WHAT NEEDS TO BE DONE:
Revise the material below by replacing "Mean Reaction Time" with "Average Response Time" everywhere it occurs, and leave everything else unchanged. Don't include the pictures in your answer.

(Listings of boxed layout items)
## begin

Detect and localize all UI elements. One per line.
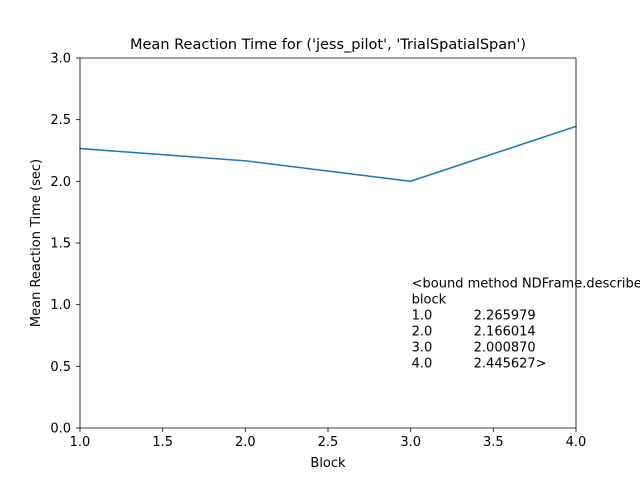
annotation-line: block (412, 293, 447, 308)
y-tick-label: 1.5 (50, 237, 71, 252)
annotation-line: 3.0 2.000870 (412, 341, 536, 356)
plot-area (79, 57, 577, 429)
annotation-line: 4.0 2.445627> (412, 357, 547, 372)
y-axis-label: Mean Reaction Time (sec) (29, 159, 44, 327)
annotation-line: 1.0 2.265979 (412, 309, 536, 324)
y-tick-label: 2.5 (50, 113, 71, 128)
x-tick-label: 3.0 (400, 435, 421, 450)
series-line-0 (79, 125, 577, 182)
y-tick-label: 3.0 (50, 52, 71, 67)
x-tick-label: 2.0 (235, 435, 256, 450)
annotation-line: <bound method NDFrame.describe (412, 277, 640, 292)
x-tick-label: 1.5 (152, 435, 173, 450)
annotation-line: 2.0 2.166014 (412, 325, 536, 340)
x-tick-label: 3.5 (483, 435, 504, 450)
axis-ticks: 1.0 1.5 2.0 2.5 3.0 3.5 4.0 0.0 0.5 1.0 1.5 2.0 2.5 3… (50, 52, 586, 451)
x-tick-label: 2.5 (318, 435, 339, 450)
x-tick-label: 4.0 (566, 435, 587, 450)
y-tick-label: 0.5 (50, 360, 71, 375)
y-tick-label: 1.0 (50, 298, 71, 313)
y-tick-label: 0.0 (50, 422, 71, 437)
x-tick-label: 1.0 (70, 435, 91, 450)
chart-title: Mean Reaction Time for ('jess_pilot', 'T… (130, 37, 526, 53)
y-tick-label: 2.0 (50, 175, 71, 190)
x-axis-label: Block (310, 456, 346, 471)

## end

RESULT:
Detect and localize all UI elements. One per line.
annotation-line: block (412, 293, 447, 308)
y-tick-label: 1.5 (50, 237, 71, 252)
annotation-line: 3.0 2.000870 (412, 341, 536, 356)
plot-area (79, 57, 577, 429)
annotation-line: 4.0 2.445627> (412, 357, 547, 372)
y-axis-label: Average Response Time (sec) (29, 159, 44, 327)
annotation-line: 1.0 2.265979 (412, 309, 536, 324)
y-tick-label: 2.5 (50, 113, 71, 128)
x-tick-label: 3.0 (400, 435, 421, 450)
series-line-0 (79, 125, 577, 182)
y-tick-label: 3.0 (50, 52, 71, 67)
x-tick-label: 2.0 (235, 435, 256, 450)
annotation-line: <bound method NDFrame.describe (412, 277, 640, 292)
x-tick-label: 1.5 (152, 435, 173, 450)
annotation-line: 2.0 2.166014 (412, 325, 536, 340)
x-tick-label: 3.5 (483, 435, 504, 450)
axis-ticks: 1.0 1.5 2.0 2.5 3.0 3.5 4.0 0.0 0.5 1.0 1.5 2.0 2.5 3… (50, 52, 586, 451)
x-tick-label: 2.5 (318, 435, 339, 450)
x-tick-label: 4.0 (566, 435, 587, 450)
y-tick-label: 0.5 (50, 360, 71, 375)
y-tick-label: 1.0 (50, 298, 71, 313)
y-tick-label: 0.0 (50, 422, 71, 437)
x-tick-label: 1.0 (70, 435, 91, 450)
chart-title: Average Response Time for ('jess_pilot', 'T… (130, 37, 526, 53)
y-tick-label: 2.0 (50, 175, 71, 190)
x-axis-label: Block (310, 456, 346, 471)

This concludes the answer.